• [Objective] Reading the listing below, count the lines that contain the word "discount" and give that count alone.

[Saved entries]
++++++++++

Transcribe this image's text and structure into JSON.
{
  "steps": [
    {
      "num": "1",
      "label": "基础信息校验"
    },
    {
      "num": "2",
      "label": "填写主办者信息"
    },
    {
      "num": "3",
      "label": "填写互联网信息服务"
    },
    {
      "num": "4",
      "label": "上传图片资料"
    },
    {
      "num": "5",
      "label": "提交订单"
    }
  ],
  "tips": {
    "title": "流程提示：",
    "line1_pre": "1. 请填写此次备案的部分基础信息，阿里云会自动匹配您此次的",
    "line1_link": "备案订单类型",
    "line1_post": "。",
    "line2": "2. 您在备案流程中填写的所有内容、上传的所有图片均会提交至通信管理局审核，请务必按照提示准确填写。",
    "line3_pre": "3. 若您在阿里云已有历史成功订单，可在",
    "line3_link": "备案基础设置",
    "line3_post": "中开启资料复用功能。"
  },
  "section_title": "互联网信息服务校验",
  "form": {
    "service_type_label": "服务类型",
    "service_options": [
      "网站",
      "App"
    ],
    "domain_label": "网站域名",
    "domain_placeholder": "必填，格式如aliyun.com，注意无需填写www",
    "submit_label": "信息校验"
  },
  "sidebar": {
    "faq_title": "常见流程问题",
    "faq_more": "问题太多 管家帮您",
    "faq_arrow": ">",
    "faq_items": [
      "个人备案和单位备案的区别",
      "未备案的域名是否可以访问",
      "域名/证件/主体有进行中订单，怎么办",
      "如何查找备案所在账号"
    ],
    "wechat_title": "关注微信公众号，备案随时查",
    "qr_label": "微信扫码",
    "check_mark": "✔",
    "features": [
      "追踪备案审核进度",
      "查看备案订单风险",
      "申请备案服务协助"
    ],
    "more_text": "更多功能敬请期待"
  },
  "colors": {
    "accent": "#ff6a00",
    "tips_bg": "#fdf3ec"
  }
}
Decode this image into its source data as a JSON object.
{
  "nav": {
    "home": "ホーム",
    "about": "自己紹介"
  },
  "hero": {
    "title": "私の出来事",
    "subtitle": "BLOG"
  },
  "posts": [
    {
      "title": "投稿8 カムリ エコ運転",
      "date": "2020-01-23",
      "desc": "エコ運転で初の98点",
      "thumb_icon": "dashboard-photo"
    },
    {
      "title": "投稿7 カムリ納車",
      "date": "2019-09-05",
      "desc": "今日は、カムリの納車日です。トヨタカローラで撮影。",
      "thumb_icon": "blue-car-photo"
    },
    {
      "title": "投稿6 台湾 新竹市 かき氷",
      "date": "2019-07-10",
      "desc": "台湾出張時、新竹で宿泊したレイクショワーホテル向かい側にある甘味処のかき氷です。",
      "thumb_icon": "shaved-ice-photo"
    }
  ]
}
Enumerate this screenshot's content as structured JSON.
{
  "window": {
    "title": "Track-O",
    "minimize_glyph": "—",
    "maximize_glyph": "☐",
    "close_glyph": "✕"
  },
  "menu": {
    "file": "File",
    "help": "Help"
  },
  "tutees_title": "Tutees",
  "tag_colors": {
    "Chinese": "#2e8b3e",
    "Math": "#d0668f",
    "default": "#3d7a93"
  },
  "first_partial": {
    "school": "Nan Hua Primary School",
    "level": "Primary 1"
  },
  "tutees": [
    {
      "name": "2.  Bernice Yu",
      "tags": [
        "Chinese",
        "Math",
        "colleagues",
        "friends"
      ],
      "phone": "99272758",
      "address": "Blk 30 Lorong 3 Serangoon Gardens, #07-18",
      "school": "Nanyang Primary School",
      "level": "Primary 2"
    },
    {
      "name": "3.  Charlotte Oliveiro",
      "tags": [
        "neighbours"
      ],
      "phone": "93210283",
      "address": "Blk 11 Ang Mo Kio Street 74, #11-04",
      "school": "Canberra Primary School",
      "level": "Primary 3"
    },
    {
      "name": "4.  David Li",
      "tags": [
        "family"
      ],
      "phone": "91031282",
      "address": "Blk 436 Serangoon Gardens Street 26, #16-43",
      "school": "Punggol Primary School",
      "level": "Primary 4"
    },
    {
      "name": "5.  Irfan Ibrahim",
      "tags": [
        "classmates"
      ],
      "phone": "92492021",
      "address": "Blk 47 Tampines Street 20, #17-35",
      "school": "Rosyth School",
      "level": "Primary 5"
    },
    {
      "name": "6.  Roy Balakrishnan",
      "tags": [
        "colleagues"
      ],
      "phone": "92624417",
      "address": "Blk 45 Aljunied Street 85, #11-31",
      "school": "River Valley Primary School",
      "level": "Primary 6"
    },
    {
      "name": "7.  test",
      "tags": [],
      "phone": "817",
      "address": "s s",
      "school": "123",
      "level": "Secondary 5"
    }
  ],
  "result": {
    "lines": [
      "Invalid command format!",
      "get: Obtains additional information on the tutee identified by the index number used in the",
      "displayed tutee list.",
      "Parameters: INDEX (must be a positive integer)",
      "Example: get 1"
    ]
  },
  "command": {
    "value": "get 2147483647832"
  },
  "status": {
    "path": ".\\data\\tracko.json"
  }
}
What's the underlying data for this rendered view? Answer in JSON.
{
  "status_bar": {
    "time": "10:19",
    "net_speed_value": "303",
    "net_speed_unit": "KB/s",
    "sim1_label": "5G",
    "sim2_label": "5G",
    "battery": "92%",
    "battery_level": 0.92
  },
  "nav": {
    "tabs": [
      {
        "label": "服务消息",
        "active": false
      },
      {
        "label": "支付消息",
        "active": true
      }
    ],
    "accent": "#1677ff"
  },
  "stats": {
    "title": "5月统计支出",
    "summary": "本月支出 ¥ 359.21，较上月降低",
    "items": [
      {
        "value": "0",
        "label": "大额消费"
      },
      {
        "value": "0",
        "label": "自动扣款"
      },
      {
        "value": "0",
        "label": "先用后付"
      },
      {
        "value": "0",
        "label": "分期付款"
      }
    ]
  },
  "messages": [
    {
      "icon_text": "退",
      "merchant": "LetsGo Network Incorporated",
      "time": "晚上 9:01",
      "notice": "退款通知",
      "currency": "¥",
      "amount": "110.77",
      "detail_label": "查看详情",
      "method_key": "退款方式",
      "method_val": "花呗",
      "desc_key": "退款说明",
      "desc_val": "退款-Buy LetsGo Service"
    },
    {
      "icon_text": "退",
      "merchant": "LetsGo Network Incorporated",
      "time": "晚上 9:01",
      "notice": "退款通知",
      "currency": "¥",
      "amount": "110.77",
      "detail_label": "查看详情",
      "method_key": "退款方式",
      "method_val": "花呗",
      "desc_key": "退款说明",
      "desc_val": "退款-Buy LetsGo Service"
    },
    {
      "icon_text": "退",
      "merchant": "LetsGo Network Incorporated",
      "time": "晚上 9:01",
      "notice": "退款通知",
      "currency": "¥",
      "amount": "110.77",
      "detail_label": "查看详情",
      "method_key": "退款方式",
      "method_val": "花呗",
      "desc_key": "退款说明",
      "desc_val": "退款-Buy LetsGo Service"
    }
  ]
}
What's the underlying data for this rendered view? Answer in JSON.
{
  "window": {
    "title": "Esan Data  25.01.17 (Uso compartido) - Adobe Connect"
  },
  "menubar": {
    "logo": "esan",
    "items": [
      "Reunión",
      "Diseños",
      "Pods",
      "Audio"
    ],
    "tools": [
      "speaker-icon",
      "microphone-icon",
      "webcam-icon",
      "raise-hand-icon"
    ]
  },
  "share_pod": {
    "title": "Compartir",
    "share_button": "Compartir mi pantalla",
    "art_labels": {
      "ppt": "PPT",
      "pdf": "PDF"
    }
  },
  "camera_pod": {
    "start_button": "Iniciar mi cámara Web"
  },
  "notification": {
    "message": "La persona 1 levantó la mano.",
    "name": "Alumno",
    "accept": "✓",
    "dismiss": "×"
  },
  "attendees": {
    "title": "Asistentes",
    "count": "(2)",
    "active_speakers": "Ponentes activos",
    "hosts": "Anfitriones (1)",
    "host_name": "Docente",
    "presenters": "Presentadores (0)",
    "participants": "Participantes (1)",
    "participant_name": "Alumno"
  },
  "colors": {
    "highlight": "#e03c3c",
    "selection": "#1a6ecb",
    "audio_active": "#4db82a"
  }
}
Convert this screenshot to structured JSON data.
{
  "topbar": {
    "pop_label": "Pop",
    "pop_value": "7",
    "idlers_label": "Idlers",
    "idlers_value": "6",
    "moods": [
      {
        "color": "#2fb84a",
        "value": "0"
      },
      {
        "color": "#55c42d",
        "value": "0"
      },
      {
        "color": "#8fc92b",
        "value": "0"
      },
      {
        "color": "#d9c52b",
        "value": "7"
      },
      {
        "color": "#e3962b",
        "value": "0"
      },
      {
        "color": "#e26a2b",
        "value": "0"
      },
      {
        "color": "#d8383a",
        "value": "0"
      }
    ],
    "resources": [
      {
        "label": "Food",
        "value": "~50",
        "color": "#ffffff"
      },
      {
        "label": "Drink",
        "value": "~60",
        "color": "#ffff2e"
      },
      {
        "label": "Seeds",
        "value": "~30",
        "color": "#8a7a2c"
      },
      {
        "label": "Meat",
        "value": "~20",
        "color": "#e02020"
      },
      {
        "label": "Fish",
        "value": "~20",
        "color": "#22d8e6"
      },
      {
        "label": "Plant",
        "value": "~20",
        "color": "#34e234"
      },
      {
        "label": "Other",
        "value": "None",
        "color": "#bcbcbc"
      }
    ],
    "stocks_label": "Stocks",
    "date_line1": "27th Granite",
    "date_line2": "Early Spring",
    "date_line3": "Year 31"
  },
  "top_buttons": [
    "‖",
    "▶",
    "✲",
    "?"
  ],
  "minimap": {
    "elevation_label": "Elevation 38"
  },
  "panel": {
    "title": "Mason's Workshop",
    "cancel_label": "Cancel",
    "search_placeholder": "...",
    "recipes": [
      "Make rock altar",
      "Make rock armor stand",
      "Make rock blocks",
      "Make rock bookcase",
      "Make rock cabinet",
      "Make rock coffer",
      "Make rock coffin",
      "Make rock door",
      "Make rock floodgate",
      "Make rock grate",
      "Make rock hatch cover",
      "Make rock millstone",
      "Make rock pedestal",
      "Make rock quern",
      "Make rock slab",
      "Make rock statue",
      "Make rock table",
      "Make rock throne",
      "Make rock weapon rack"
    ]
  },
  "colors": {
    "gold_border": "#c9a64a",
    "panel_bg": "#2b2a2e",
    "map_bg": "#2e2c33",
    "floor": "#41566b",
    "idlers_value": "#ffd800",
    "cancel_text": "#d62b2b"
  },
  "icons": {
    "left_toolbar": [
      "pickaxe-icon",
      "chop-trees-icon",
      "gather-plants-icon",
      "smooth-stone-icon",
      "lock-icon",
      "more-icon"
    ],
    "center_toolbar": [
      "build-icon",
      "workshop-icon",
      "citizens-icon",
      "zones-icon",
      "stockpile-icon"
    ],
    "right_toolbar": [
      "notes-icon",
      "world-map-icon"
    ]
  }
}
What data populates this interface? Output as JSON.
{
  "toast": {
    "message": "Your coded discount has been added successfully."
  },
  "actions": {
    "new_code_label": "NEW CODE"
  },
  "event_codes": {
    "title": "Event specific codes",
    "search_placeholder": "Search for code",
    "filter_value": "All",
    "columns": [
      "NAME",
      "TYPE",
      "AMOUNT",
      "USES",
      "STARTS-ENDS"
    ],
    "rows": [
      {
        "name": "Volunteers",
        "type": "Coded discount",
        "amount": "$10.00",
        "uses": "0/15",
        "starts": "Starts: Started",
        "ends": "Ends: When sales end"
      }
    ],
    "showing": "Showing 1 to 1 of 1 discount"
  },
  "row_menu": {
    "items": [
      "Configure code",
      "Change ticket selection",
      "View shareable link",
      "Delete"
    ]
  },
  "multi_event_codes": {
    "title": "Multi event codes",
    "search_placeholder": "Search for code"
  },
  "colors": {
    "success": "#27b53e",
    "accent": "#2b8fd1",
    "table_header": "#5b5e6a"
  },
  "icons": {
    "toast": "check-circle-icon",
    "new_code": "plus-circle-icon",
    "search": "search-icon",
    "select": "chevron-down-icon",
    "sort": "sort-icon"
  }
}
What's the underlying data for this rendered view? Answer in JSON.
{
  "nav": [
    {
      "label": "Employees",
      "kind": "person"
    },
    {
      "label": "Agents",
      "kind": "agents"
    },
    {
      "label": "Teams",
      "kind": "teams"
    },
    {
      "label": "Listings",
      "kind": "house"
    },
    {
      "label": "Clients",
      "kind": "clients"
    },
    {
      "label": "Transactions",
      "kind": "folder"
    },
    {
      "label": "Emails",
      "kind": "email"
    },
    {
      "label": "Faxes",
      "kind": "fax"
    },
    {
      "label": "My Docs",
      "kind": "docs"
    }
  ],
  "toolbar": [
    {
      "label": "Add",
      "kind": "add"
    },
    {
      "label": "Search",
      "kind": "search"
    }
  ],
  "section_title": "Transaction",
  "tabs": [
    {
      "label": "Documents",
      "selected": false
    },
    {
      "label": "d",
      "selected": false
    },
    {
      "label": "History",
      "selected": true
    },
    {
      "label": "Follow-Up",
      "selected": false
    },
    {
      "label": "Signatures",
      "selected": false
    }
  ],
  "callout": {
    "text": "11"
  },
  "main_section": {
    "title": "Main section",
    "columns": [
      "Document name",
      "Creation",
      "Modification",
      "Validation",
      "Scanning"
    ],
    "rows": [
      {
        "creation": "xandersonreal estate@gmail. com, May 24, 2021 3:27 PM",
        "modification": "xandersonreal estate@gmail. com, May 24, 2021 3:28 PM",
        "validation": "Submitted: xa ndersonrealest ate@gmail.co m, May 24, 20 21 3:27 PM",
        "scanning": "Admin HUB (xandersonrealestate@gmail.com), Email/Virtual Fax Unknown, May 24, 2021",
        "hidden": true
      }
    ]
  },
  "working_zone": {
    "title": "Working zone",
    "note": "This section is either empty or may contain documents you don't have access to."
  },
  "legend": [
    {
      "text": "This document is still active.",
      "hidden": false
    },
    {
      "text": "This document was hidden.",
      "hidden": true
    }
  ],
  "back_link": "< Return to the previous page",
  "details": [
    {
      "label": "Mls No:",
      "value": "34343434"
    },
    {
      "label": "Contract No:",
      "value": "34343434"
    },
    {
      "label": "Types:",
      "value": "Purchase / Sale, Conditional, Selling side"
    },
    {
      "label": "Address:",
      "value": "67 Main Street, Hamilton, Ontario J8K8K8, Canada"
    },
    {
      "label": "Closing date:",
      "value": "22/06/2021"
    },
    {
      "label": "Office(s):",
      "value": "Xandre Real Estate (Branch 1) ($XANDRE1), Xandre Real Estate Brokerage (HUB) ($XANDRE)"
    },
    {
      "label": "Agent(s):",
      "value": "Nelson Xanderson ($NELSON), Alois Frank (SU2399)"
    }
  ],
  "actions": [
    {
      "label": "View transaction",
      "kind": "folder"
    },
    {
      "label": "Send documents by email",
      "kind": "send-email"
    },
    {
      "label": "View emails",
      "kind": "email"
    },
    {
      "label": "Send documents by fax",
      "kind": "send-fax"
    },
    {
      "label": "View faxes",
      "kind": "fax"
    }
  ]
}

++++++++++

• [Full response] 3